(Exercise directions) Pictures do not belong in the copy; restate the records below word for word.

start

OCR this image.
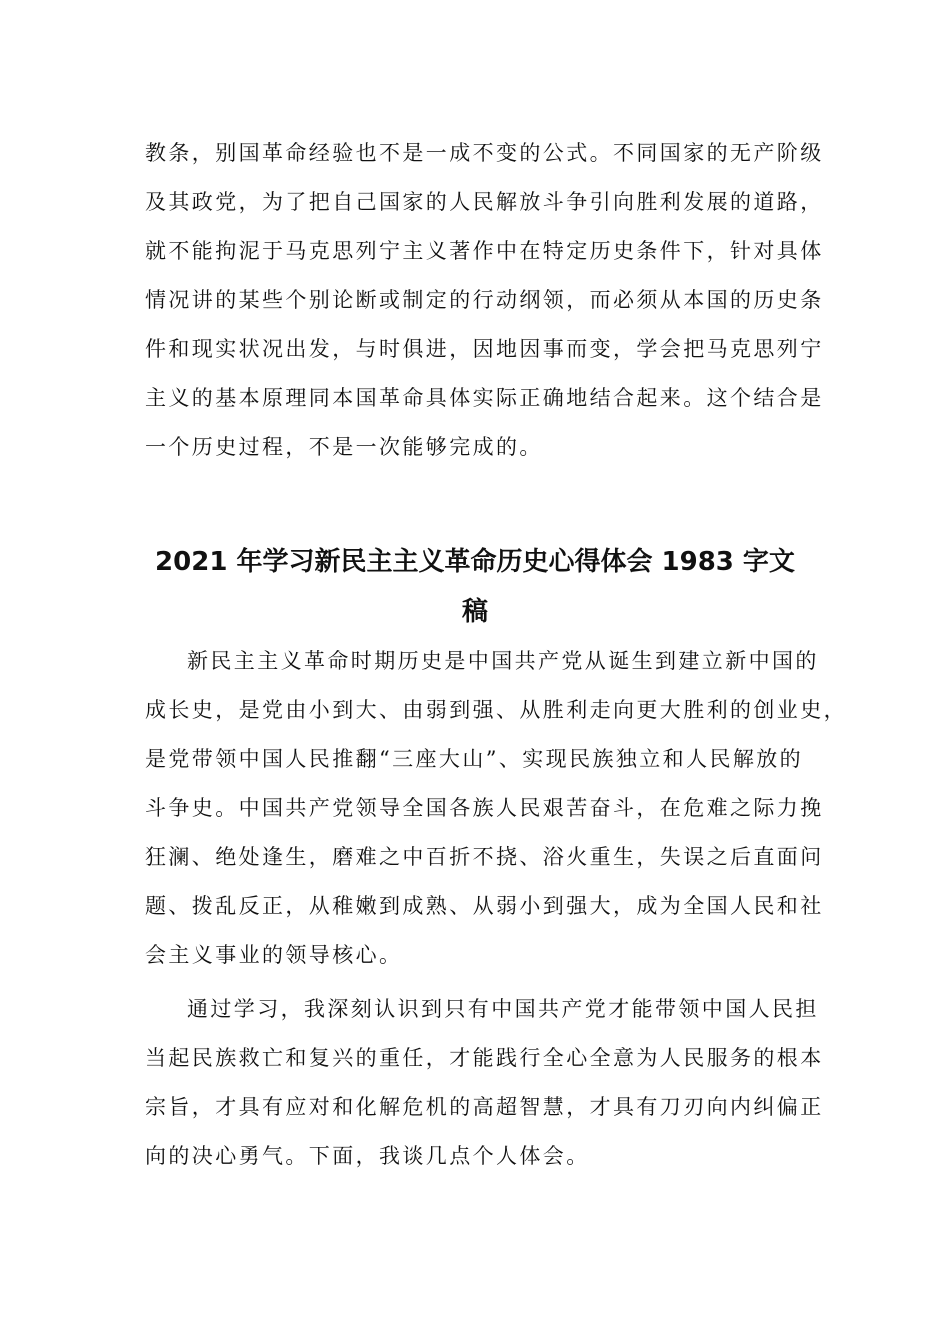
教条，别国革命经验也不是一成不变的公式。不同国家的无产阶级
及其政党，为了把自己国家的人民解放斗争引向胜利发展的道路，
就不能拘泥于马克思列宁主义著作中在特定历史条件下，针对具体
情况讲的某些个别论断或制定的行动纲领，而必须从本国的历史条
件和现实状况出发，与时俱进，因地因事而变，学会把马克思列宁
主义的基本原理同本国革命具体实际正确地结合起来。这个结合是
一个历史过程，不是一次能够完成的。
2021 年学习新民主主义革命历史心得体会 1983 字文
稿
新民主主义革命时期历史是中国共产党从诞生到建立新中国的
成长史，是党由小到大、由弱到强、从胜利走向更大胜利的创业史，
是党带领中国人民推翻“三座大山”、实现民族独立和人民解放的
斗争史。中国共产党领导全国各族人民艰苦奋斗，在危难之际力挽
狂澜、绝处逢生，磨难之中百折不挠、浴火重生，失误之后直面问
题、拨乱反正，从稚嫩到成熟、从弱小到强大，成为全国人民和社
会主义事业的领导核心。
通过学习，我深刻认识到只有中国共产党才能带领中国人民担
当起民族救亡和复兴的重任，才能践行全心全意为人民服务的根本
宗旨，才具有应对和化解危机的高超智慧，才具有刀刃向内纠偏正
向的决心勇气。下面，我谈几点个人体会。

end

(Result for this task)
OCR this image.
教条，别国革命经验也不是一成不变的公式。不同国家的无产阶级
及其政党，为了把自己国家的人民解放斗争引向胜利发展的道路，
就不能拘泥于马克思列宁主义著作中在特定历史条件下，针对具体
情况讲的某些个别论断或制定的行动纲领，而必须从本国的历史条
件和现实状况出发，与时俱进，因地因事而变，学会把马克思列宁
主义的基本原理同本国革命具体实际正确地结合起来。这个结合是
一个历史过程，不是一次能够完成的。
2021 年学习新民主主义革命历史心得体会 1983 字文
稿
新民主主义革命时期历史是中国共产党从诞生到建立新中国的
成长史，是党由小到大、由弱到强、从胜利走向更大胜利的创业史，
是党带领中国人民推翻“三座大山”、实现民族独立和人民解放的
斗争史。中国共产党领导全国各族人民艰苦奋斗，在危难之际力挽
狂澜、绝处逢生，磨难之中百折不挠、浴火重生，失误之后直面问
题、拨乱反正，从稚嫩到成熟、从弱小到强大，成为全国人民和社
会主义事业的领导核心。
通过学习，我深刻认识到只有中国共产党才能带领中国人民担
当起民族救亡和复兴的重任，才能践行全心全意为人民服务的根本
宗旨，才具有应对和化解危机的高超智慧，才具有刀刃向内纠偏正
向的决心勇气。下面，我谈几点个人体会。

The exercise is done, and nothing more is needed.